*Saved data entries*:
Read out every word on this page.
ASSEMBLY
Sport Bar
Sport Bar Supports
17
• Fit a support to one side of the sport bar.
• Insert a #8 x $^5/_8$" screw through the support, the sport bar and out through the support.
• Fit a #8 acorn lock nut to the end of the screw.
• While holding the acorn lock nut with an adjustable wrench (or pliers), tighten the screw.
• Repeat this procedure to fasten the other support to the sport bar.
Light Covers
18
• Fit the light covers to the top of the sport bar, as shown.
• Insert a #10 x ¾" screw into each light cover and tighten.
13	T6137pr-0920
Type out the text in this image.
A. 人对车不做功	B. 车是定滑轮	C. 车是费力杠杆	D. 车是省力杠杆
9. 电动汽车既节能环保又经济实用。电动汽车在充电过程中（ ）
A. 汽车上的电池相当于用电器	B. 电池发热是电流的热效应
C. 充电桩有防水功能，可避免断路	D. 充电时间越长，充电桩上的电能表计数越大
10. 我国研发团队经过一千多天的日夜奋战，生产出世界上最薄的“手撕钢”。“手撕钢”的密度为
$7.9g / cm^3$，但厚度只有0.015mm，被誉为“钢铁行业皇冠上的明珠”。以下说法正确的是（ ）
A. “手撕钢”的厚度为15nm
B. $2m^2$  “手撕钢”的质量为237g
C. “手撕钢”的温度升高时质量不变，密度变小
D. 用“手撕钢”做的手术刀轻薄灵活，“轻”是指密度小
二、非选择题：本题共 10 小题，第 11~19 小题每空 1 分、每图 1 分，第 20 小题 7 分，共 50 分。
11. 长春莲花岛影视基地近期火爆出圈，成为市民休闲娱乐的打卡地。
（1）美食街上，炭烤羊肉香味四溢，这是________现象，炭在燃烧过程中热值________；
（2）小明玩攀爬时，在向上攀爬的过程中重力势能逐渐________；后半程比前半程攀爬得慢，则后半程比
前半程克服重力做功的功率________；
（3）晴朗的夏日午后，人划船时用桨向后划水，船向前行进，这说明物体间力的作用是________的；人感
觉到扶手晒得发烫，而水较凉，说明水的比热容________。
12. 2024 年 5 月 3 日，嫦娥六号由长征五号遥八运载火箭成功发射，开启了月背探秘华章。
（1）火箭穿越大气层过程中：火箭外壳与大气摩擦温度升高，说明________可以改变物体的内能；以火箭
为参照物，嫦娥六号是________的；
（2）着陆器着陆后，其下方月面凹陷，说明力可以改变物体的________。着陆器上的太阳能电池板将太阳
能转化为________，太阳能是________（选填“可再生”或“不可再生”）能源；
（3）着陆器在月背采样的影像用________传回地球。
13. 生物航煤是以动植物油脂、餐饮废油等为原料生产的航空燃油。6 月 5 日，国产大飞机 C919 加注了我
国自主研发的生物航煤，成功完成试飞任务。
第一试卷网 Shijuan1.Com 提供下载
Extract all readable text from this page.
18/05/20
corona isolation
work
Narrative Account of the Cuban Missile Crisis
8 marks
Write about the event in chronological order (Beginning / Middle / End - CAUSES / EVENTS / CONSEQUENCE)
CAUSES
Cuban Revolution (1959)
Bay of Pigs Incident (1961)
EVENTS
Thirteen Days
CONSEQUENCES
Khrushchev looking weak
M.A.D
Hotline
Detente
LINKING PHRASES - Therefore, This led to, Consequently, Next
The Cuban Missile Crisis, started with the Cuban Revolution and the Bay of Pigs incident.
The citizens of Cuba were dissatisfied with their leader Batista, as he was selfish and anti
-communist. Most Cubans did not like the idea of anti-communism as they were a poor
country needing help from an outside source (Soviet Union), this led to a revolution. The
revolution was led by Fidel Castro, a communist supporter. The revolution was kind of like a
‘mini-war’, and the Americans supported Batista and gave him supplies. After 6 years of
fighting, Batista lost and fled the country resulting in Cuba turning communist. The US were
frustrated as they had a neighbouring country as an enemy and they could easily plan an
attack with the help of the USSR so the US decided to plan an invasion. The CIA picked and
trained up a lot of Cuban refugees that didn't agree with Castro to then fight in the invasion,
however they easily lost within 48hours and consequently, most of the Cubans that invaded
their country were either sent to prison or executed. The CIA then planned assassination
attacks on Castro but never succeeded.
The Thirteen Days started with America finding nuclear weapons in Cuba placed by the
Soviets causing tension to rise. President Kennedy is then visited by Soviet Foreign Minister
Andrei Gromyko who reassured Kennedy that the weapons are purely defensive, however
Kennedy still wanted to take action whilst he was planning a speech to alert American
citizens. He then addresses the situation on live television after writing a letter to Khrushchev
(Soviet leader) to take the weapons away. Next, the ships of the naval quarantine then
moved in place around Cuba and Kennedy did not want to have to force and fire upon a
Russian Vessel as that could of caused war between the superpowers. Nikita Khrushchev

*The task*:
Each line that has the word "help" counts once. How many such lines are in the data? Give the number alone.

*Result*:
2